▸ **TASK INPUTS**

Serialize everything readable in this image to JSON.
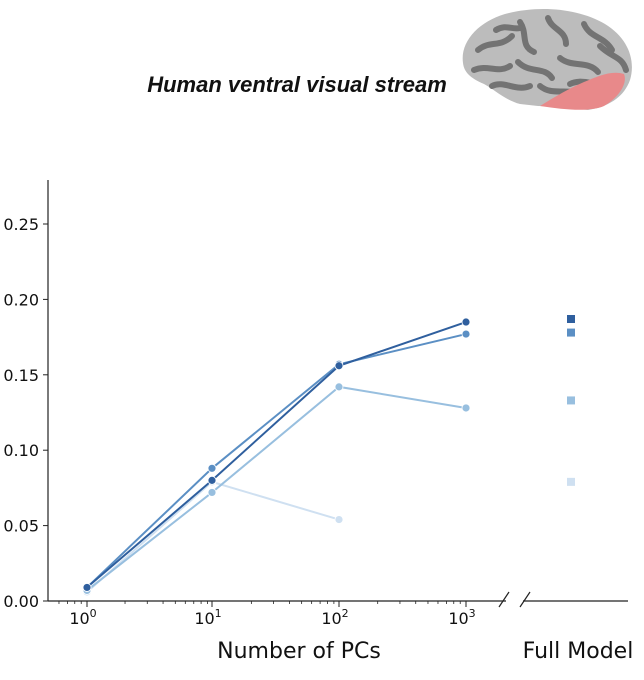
{
  "chart_data": {
    "type": "line",
    "title": "Human ventral visual stream",
    "xlabel": "Number of PCs",
    "xlabel_right": "Full Model",
    "ylabel": "",
    "x_scale": "log",
    "x": [
      1,
      10,
      100,
      1000
    ],
    "x_tick_labels": [
      {
        "base": "10",
        "exp": "0"
      },
      {
        "base": "10",
        "exp": "1"
      },
      {
        "base": "10",
        "exp": "2"
      },
      {
        "base": "10",
        "exp": "3"
      }
    ],
    "ylim": [
      0,
      0.28
    ],
    "y_ticks": [
      "0.00",
      "0.05",
      "0.10",
      "0.15",
      "0.20",
      "0.25"
    ],
    "grid": false,
    "series": [
      {
        "color": "#2f5f9e",
        "values": [
          0.009,
          0.08,
          0.156,
          0.185
        ],
        "full_model": 0.187
      },
      {
        "color": "#5b8fc4",
        "values": [
          0.009,
          0.088,
          0.157,
          0.177
        ],
        "full_model": 0.178
      },
      {
        "color": "#98bfdf",
        "values": [
          0.007,
          0.072,
          0.142,
          0.128
        ],
        "full_model": 0.133
      },
      {
        "color": "#cfe0f1",
        "values": [
          0.006,
          0.079,
          0.054,
          null
        ],
        "full_model": 0.079
      }
    ],
    "brain_colors": {
      "gyri": "#bcbcbc",
      "sulci": "#737373",
      "roi": "#e8898a"
    }
  }
}
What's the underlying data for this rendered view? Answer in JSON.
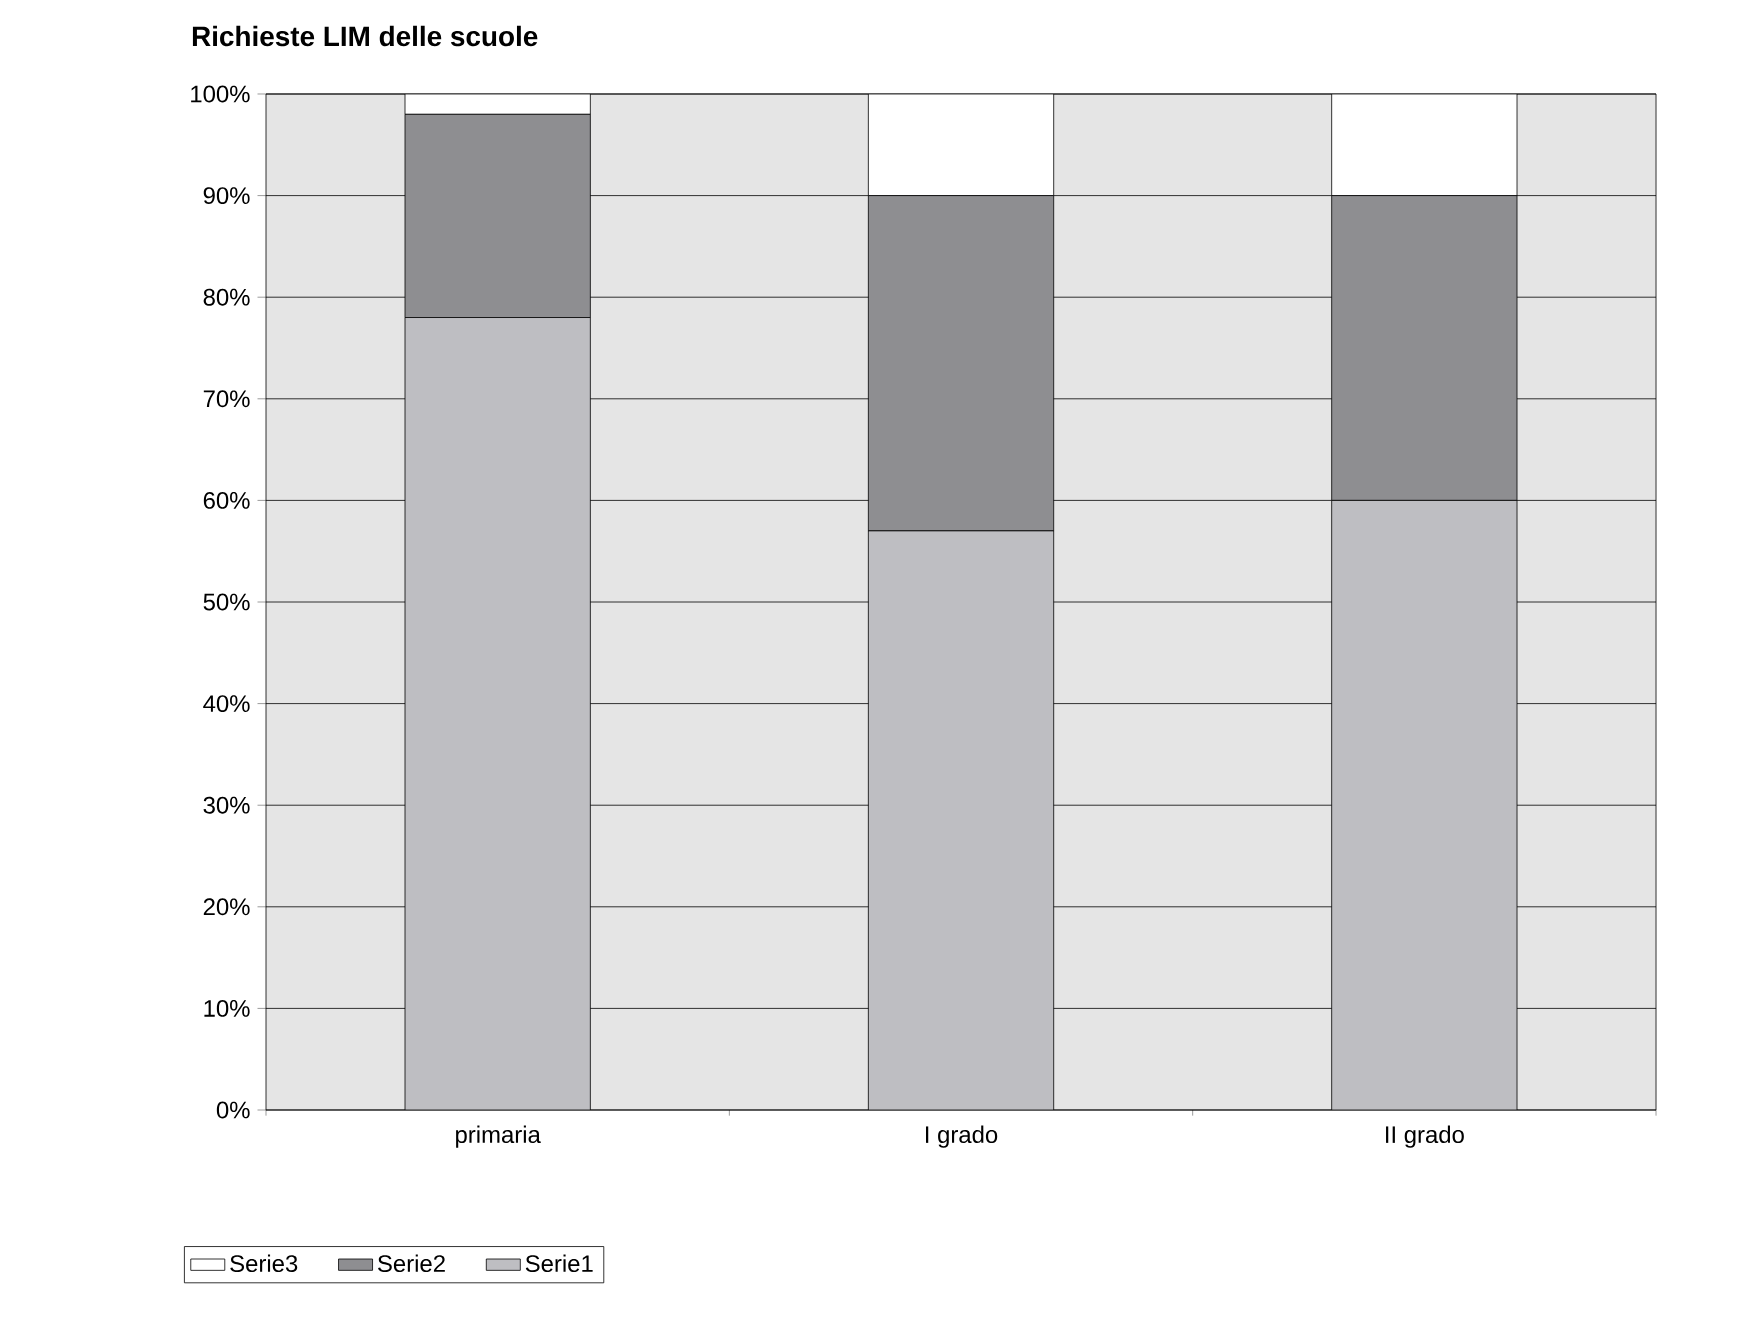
{
  "chart_data": {
    "type": "bar",
    "title": "Richieste LIM delle scuole",
    "stacked": true,
    "categories": [
      "primaria",
      "I grado",
      "II grado"
    ],
    "series": [
      {
        "name": "Serie1",
        "color": "#bebec2",
        "values": [
          78,
          57,
          60
        ]
      },
      {
        "name": "Serie2",
        "color": "#8e8e91",
        "values": [
          20,
          33,
          30
        ]
      },
      {
        "name": "Serie3",
        "color": "#ffffff",
        "values": [
          2,
          10,
          10
        ]
      }
    ],
    "ylim": [
      0,
      100
    ],
    "yticks": [
      {
        "value": 0,
        "label": "0%"
      },
      {
        "value": 10,
        "label": "10%"
      },
      {
        "value": 20,
        "label": "20%"
      },
      {
        "value": 30,
        "label": "30%"
      },
      {
        "value": 40,
        "label": "40%"
      },
      {
        "value": 50,
        "label": "50%"
      },
      {
        "value": 60,
        "label": "60%"
      },
      {
        "value": 70,
        "label": "70%"
      },
      {
        "value": 80,
        "label": "80%"
      },
      {
        "value": 90,
        "label": "90%"
      },
      {
        "value": 100,
        "label": "100%"
      }
    ],
    "grid": "y",
    "legend": "bottom"
  }
}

▸ **TASK TO CARRY OUT**
Pictures in the records above are not copied; print everything else exactly.

▸ **SOLUTION BELOW**
Serialize everything readable in this image to JSON.
{
  "chart_data": {
    "type": "line",
    "title": "Human ventral visual stream",
    "xlabel": "Number of PCs",
    "xlabel_right": "Full Model",
    "ylabel": "",
    "x_scale": "log",
    "x": [
      1,
      10,
      100,
      1000
    ],
    "x_tick_labels": [
      {
        "base": "10",
        "exp": "0"
      },
      {
        "base": "10",
        "exp": "1"
      },
      {
        "base": "10",
        "exp": "2"
      },
      {
        "base": "10",
        "exp": "3"
      }
    ],
    "ylim": [
      0,
      0.28
    ],
    "y_ticks": [
      "0.00",
      "0.05",
      "0.10",
      "0.15",
      "0.20",
      "0.25"
    ],
    "grid": false,
    "series": [
      {
        "color": "#2f5f9e",
        "values": [
          0.009,
          0.08,
          0.156,
          0.185
        ],
        "full_model": 0.187
      },
      {
        "color": "#5b8fc4",
        "values": [
          0.009,
          0.088,
          0.157,
          0.177
        ],
        "full_model": 0.178
      },
      {
        "color": "#98bfdf",
        "values": [
          0.007,
          0.072,
          0.142,
          0.128
        ],
        "full_model": 0.133
      },
      {
        "color": "#cfe0f1",
        "values": [
          0.006,
          0.079,
          0.054,
          null
        ],
        "full_model": 0.079
      }
    ],
    "brain_colors": {
      "gyri": "#bcbcbc",
      "sulci": "#737373",
      "roi": "#e8898a"
    }
  }
}
What's the underlying data for this rendered view? Answer in JSON.
{
  "chart_data": {
    "type": "bar",
    "title": "Richieste LIM delle scuole",
    "stacked": true,
    "categories": [
      "primaria",
      "I grado",
      "II grado"
    ],
    "series": [
      {
        "name": "Serie1",
        "color": "#bebec2",
        "values": [
          78,
          57,
          60
        ]
      },
      {
        "name": "Serie2",
        "color": "#8e8e91",
        "values": [
          20,
          33,
          30
        ]
      },
      {
        "name": "Serie3",
        "color": "#ffffff",
        "values": [
          2,
          10,
          10
        ]
      }
    ],
    "ylim": [
      0,
      100
    ],
    "yticks": [
      {
        "value": 0,
        "label": "0%"
      },
      {
        "value": 10,
        "label": "10%"
      },
      {
        "value": 20,
        "label": "20%"
      },
      {
        "value": 30,
        "label": "30%"
      },
      {
        "value": 40,
        "label": "40%"
      },
      {
        "value": 50,
        "label": "50%"
      },
      {
        "value": 60,
        "label": "60%"
      },
      {
        "value": 70,
        "label": "70%"
      },
      {
        "value": 80,
        "label": "80%"
      },
      {
        "value": 90,
        "label": "90%"
      },
      {
        "value": 100,
        "label": "100%"
      }
    ],
    "grid": "y",
    "legend": "bottom"
  }
}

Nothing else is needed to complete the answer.